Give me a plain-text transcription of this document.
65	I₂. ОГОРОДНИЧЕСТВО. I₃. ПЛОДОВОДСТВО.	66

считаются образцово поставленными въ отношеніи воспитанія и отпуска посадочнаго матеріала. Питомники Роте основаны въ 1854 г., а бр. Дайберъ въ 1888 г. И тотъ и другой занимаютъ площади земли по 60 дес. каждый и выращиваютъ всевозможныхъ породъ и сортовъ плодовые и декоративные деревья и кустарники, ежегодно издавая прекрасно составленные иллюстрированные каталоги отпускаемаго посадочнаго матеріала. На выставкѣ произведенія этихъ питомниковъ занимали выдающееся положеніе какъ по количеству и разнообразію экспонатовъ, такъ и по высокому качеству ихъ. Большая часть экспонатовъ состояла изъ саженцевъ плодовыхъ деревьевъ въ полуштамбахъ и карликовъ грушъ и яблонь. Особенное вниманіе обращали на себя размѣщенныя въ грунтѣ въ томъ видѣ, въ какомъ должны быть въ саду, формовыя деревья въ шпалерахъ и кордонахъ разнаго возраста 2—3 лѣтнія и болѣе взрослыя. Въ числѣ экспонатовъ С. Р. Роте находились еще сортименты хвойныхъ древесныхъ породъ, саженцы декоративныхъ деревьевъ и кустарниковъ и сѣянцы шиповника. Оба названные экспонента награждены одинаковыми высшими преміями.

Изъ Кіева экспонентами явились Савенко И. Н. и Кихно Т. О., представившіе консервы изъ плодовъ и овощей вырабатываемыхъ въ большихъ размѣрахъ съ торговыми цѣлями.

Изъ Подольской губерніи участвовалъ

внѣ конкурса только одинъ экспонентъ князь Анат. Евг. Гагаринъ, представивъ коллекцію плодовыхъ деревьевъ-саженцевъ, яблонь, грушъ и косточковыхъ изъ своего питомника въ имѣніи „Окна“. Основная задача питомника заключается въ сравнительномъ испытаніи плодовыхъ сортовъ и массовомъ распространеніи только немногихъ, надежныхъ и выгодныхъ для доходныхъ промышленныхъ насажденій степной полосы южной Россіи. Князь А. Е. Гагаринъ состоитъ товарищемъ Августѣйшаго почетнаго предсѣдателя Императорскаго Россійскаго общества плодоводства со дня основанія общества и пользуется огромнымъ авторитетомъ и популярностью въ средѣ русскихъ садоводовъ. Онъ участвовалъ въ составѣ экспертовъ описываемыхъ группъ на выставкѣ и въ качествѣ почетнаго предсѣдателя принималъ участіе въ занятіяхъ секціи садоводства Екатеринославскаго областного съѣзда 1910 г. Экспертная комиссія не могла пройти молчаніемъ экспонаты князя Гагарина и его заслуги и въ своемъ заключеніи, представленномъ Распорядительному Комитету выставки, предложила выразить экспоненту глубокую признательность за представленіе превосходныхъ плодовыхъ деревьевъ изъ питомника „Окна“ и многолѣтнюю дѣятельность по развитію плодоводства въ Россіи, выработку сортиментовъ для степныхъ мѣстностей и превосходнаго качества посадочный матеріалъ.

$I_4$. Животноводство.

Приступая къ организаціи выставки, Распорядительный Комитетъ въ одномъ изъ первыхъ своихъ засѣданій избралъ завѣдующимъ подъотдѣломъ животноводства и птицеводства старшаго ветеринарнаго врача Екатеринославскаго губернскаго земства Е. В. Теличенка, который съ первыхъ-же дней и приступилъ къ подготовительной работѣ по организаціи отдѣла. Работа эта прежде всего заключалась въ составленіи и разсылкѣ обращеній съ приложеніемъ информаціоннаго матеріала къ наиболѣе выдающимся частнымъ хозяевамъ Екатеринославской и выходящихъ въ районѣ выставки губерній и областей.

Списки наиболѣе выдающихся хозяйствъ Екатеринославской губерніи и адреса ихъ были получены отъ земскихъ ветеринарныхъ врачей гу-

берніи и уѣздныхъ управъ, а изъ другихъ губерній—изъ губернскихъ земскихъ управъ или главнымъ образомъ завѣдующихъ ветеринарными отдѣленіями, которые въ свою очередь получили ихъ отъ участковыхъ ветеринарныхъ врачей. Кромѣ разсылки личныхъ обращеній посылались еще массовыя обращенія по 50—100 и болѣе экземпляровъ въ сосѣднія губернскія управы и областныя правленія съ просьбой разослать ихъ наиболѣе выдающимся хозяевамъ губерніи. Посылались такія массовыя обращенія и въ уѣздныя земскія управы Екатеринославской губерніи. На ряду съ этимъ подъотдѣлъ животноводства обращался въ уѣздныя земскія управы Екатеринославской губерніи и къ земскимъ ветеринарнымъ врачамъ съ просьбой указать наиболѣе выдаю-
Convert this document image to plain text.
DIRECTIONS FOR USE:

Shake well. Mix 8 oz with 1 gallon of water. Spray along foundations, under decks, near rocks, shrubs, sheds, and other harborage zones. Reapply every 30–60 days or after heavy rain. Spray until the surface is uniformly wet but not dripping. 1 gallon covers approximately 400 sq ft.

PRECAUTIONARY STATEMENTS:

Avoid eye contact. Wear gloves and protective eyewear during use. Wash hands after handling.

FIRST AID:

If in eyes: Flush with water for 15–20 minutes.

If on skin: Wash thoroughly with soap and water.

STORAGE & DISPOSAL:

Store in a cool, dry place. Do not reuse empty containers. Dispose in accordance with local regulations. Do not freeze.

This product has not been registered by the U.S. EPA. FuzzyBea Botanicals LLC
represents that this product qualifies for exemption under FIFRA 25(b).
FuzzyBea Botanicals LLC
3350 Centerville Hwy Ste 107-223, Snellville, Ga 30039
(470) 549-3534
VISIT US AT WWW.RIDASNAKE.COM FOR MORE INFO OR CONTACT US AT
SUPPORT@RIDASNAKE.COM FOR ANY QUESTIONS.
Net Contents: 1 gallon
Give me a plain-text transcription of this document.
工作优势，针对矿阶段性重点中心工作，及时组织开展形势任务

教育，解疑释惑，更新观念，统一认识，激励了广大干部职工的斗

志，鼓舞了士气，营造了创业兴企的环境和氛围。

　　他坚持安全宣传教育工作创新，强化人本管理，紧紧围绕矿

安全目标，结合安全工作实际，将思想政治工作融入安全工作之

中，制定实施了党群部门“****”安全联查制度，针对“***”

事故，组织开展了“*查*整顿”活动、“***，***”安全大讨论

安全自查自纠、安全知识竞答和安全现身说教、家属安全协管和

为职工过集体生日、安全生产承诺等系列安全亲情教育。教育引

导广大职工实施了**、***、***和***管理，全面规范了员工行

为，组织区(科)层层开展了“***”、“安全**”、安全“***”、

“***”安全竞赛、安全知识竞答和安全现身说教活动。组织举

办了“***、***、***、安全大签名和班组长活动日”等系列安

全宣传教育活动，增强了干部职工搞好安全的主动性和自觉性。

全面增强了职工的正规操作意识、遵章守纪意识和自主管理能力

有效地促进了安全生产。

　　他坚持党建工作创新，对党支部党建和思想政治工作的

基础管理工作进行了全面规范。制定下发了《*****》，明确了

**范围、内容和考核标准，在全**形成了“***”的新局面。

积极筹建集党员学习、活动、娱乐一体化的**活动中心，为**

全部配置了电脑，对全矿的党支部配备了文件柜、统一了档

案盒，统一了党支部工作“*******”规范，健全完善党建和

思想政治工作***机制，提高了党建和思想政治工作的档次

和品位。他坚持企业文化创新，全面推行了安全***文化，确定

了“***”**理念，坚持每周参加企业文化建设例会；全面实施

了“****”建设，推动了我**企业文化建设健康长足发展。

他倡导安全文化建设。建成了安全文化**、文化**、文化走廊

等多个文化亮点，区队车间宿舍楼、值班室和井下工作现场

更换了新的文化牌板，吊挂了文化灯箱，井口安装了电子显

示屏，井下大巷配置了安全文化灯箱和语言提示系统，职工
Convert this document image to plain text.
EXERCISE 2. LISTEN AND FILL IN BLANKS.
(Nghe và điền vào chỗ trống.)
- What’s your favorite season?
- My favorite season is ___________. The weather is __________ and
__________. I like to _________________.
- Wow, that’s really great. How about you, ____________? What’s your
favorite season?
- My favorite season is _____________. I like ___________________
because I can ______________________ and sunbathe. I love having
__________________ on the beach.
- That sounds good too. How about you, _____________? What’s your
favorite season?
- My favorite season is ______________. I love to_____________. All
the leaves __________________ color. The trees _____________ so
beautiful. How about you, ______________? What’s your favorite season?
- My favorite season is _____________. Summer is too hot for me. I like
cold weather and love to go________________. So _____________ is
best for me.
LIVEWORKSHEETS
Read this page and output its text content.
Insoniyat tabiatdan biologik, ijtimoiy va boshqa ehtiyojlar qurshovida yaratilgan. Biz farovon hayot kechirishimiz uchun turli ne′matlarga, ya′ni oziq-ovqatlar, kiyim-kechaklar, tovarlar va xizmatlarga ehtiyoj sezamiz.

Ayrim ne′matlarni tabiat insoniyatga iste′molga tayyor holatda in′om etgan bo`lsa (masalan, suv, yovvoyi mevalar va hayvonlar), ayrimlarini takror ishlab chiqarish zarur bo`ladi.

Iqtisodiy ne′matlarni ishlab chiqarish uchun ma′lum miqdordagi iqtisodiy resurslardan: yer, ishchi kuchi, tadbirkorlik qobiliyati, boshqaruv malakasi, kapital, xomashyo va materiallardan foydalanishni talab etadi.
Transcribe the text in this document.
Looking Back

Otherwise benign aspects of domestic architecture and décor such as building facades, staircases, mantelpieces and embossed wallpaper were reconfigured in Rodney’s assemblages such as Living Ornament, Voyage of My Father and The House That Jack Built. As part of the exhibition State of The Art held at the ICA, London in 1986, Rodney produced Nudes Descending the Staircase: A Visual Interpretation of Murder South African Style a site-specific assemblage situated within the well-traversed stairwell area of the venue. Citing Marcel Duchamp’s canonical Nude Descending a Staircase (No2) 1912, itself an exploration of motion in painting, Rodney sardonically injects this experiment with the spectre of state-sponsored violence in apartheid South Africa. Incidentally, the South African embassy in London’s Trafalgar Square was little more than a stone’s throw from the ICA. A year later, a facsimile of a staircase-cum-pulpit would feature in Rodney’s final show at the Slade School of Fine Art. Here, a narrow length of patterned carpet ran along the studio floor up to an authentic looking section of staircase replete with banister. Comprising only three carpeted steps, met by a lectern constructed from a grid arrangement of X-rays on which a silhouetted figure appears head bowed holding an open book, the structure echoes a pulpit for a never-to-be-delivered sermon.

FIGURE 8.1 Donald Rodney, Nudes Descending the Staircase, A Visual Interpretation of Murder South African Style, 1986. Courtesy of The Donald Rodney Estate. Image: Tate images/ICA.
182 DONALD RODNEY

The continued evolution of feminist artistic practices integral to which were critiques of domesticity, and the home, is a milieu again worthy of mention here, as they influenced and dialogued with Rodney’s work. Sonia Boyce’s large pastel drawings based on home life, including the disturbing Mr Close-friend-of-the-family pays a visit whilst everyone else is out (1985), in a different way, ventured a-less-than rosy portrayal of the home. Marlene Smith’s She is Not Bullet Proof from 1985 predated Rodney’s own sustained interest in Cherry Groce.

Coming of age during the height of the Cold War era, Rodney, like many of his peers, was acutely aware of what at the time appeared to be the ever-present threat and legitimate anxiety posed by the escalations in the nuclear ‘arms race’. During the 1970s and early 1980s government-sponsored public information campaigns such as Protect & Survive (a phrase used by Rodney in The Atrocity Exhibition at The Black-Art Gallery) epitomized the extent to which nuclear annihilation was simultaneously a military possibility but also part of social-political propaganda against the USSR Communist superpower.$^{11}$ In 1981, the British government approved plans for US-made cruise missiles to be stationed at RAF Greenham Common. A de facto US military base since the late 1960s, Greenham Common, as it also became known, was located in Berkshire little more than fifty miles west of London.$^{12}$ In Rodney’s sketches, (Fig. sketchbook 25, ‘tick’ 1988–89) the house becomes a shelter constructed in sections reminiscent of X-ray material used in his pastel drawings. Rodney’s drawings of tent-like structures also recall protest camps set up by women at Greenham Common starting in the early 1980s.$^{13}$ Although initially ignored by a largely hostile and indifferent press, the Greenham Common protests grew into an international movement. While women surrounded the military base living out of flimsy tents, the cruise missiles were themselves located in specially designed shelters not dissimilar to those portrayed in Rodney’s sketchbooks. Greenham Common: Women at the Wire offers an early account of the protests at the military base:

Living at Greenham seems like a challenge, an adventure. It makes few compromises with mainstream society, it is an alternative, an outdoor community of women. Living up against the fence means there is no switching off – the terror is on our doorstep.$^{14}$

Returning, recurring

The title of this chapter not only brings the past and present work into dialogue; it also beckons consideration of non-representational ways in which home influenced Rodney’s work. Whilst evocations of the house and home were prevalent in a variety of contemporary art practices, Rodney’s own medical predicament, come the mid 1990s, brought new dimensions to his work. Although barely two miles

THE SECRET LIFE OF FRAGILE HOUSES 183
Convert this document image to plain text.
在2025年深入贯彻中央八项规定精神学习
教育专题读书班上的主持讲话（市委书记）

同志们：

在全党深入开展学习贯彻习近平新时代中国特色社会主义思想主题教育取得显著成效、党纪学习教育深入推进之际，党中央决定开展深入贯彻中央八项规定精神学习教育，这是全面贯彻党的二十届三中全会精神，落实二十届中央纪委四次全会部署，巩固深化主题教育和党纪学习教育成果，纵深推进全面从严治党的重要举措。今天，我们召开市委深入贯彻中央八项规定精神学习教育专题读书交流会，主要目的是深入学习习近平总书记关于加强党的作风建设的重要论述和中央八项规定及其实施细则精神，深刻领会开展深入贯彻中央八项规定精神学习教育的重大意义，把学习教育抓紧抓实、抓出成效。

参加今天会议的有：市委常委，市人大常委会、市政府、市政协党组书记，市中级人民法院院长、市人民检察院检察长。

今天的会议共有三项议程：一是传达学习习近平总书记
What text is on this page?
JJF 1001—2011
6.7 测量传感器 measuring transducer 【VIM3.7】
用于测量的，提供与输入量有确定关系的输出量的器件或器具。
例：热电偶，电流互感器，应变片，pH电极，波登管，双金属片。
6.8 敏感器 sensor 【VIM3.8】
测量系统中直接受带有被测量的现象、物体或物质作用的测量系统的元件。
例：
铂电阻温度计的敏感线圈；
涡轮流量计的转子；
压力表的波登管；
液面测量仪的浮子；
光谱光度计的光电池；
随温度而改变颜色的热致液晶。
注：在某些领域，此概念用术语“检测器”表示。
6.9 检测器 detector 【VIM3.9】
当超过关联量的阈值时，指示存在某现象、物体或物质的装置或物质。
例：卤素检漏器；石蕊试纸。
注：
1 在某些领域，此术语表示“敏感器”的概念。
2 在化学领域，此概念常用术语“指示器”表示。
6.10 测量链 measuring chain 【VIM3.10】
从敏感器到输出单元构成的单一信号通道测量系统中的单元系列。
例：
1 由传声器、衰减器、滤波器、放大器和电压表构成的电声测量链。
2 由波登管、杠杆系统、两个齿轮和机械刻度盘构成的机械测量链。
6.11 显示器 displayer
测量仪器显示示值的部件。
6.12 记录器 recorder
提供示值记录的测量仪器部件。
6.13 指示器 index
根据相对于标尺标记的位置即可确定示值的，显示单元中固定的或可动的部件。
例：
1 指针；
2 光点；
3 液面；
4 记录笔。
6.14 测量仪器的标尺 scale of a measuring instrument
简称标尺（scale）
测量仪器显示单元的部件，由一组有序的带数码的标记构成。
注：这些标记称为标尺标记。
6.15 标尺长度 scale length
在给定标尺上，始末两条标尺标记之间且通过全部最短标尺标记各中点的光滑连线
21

━━━━━━━━

* [Short exercise]: Set down, unchanged, the line that contains "What text is on this page?" together with every later line in the records, through the last one.

* [Solution to this task]:
What text is on this page?
JJF 1001—2011
6.7 测量传感器 measuring transducer 【VIM3.7】
用于测量的，提供与输入量有确定关系的输出量的器件或器具。
例：热电偶，电流互感器，应变片，pH电极，波登管，双金属片。
6.8 敏感器 sensor 【VIM3.8】
测量系统中直接受带有被测量的现象、物体或物质作用的测量系统的元件。
例：
铂电阻温度计的敏感线圈；
涡轮流量计的转子；
压力表的波登管；
液面测量仪的浮子；
光谱光度计的光电池；
随温度而改变颜色的热致液晶。
注：在某些领域，此概念用术语“检测器”表示。
6.9 检测器 detector 【VIM3.9】
当超过关联量的阈值时，指示存在某现象、物体或物质的装置或物质。
例：卤素检漏器；石蕊试纸。
注：
1 在某些领域，此术语表示“敏感器”的概念。
2 在化学领域，此概念常用术语“指示器”表示。
6.10 测量链 measuring chain 【VIM3.10】
从敏感器到输出单元构成的单一信号通道测量系统中的单元系列。
例：
1 由传声器、衰减器、滤波器、放大器和电压表构成的电声测量链。
2 由波登管、杠杆系统、两个齿轮和机械刻度盘构成的机械测量链。
6.11 显示器 displayer
测量仪器显示示值的部件。
6.12 记录器 recorder
提供示值记录的测量仪器部件。
6.13 指示器 index
根据相对于标尺标记的位置即可确定示值的，显示单元中固定的或可动的部件。
例：
1 指针；
2 光点；
3 液面；
4 记录笔。
6.14 测量仪器的标尺 scale of a measuring instrument
简称标尺（scale）
测量仪器显示单元的部件，由一组有序的带数码的标记构成。
注：这些标记称为标尺标记。
6.15 标尺长度 scale length
在给定标尺上，始末两条标尺标记之间且通过全部最短标尺标记各中点的光滑连线
21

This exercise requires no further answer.